What the task requires: Reproduce every line of the records below verbatim, omitting the pictures from your answer.

(Coordinate annotation records)

================

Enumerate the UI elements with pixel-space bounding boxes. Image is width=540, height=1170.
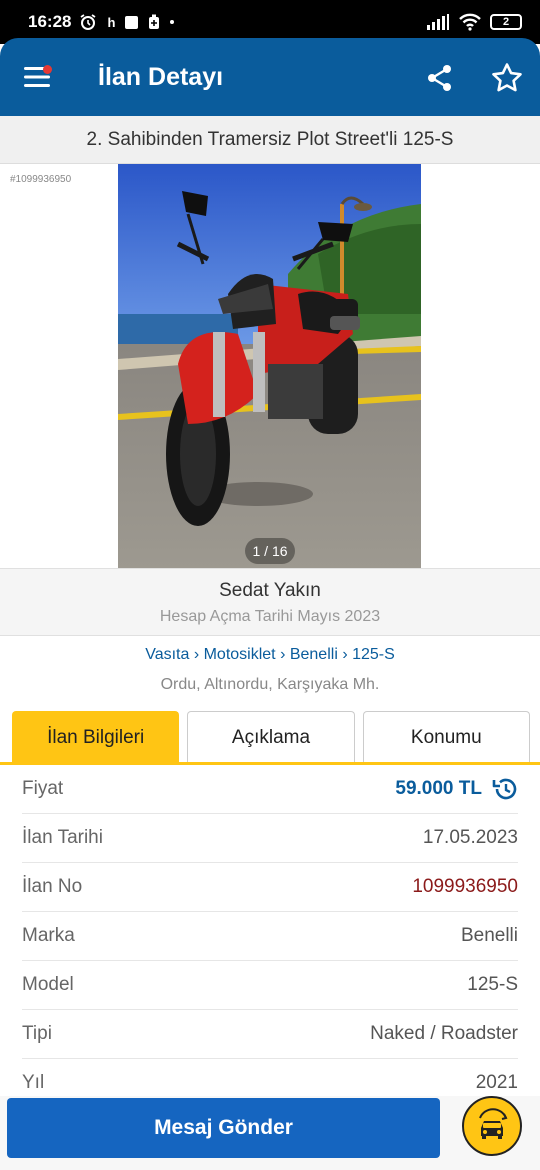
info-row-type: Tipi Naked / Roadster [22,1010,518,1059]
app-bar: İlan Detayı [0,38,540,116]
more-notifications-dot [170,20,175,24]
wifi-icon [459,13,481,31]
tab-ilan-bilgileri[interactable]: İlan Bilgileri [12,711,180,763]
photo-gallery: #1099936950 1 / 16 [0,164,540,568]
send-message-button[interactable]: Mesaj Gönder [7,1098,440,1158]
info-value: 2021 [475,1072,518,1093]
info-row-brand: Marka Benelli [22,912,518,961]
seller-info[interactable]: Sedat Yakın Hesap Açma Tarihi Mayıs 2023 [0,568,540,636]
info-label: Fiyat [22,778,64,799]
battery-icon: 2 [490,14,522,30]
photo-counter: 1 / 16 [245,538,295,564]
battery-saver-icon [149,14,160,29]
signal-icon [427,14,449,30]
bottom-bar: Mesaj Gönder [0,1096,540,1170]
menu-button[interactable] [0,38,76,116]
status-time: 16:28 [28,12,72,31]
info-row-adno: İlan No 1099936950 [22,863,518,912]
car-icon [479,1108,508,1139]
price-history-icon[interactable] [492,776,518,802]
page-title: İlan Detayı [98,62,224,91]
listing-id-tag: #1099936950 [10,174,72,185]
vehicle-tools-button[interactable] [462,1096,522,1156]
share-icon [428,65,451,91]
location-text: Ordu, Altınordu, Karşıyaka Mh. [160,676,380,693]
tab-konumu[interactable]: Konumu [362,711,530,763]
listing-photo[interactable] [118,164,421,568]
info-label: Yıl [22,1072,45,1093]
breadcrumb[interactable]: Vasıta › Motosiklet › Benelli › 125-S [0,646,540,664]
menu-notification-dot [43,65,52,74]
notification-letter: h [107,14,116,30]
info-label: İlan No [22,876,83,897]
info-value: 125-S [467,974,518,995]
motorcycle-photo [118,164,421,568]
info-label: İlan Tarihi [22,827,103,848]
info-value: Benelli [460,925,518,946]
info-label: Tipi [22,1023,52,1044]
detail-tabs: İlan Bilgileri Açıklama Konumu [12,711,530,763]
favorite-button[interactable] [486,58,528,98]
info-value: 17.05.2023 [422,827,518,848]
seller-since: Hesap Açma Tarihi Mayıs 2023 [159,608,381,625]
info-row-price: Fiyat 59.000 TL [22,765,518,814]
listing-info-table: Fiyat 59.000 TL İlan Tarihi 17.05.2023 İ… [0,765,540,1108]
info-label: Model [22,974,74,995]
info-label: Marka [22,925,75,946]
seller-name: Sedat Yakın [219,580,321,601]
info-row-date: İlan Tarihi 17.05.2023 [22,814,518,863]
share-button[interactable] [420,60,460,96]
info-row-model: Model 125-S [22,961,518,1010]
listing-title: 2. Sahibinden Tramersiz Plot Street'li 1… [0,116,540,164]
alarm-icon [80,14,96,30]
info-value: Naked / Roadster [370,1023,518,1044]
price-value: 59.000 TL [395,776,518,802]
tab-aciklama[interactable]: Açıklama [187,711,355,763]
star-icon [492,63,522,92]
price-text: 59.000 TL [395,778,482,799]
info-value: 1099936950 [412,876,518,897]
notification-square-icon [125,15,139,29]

================

Solution to the exercise:
Enumerate the UI elements with pixel-space bounding boxes. Image is width=540, height=1170.
info-row-type: Tipi Naked / Roadster [22,1010,518,1059]
app-bar: İlan Detayı [0,38,540,116]
more-notifications-dot [170,20,175,24]
wifi-icon [459,13,481,31]
tab-ilan-bilgileri[interactable]: İlan Bilgileri [12,711,180,763]
photo-gallery: #1099936950 1 / 16 [0,164,540,568]
send-message-button[interactable]: Mesaj Gönder [7,1098,440,1158]
info-value: 2021 [475,1072,518,1093]
info-row-brand: Marka Benelli [22,912,518,961]
seller-info[interactable]: Sedat Yakın Hesap Açma Tarihi Mayıs 2023 [0,568,540,636]
info-label: Fiyat [22,778,64,799]
battery-icon: 2 [490,14,522,30]
photo-counter: 1 / 16 [245,538,295,564]
battery-saver-icon [149,14,160,29]
signal-icon [427,14,449,30]
bottom-bar: Mesaj Gönder [0,1096,540,1170]
menu-button[interactable] [0,38,76,116]
status-time: 16:28 [28,12,72,31]
info-row-adno: İlan No 1099936950 [22,863,518,912]
car-icon [479,1108,508,1139]
price-history-icon[interactable] [492,776,518,802]
page-title: İlan Detayı [98,62,224,91]
listing-id-tag: #1099936950 [10,174,72,185]
vehicle-tools-button[interactable] [462,1096,522,1156]
share-icon [428,65,451,91]
location-text: Ordu, Altınordu, Karşıyaka Mh. [160,676,380,693]
tab-konumu[interactable]: Konumu [362,711,530,763]
listing-photo[interactable] [118,164,421,568]
info-label: Yıl [22,1072,45,1093]
breadcrumb[interactable]: Vasıta › Motosiklet › Benelli › 125-S [0,646,540,664]
menu-notification-dot [43,65,52,74]
notification-letter: h [107,14,116,30]
info-label: İlan No [22,876,83,897]
info-value: 125-S [467,974,518,995]
motorcycle-photo [118,164,421,568]
info-label: İlan Tarihi [22,827,103,848]
info-value: Benelli [460,925,518,946]
info-label: Tipi [22,1023,52,1044]
detail-tabs: İlan Bilgileri Açıklama Konumu [12,711,530,763]
favorite-button[interactable] [486,58,528,98]
info-value: 17.05.2023 [422,827,518,848]
seller-since: Hesap Açma Tarihi Mayıs 2023 [159,608,381,625]
info-row-price: Fiyat 59.000 TL [22,765,518,814]
listing-info-table: Fiyat 59.000 TL İlan Tarihi 17.05.2023 İ… [0,765,540,1108]
info-label: Model [22,974,74,995]
info-label: Marka [22,925,75,946]
seller-name: Sedat Yakın [219,580,321,601]
info-row-date: İlan Tarihi 17.05.2023 [22,814,518,863]
share-button[interactable] [420,60,460,96]
info-row-model: Model 125-S [22,961,518,1010]
listing-title: 2. Sahibinden Tramersiz Plot Street'li 1… [0,116,540,164]
alarm-icon [80,14,96,30]
info-value: Naked / Roadster [370,1023,518,1044]
price-value: 59.000 TL [395,776,518,802]
tab-aciklama[interactable]: Açıklama [187,711,355,763]
star-icon [492,63,522,92]
price-text: 59.000 TL [395,778,482,799]
info-value: 1099936950 [412,876,518,897]
notification-square-icon [125,15,139,29]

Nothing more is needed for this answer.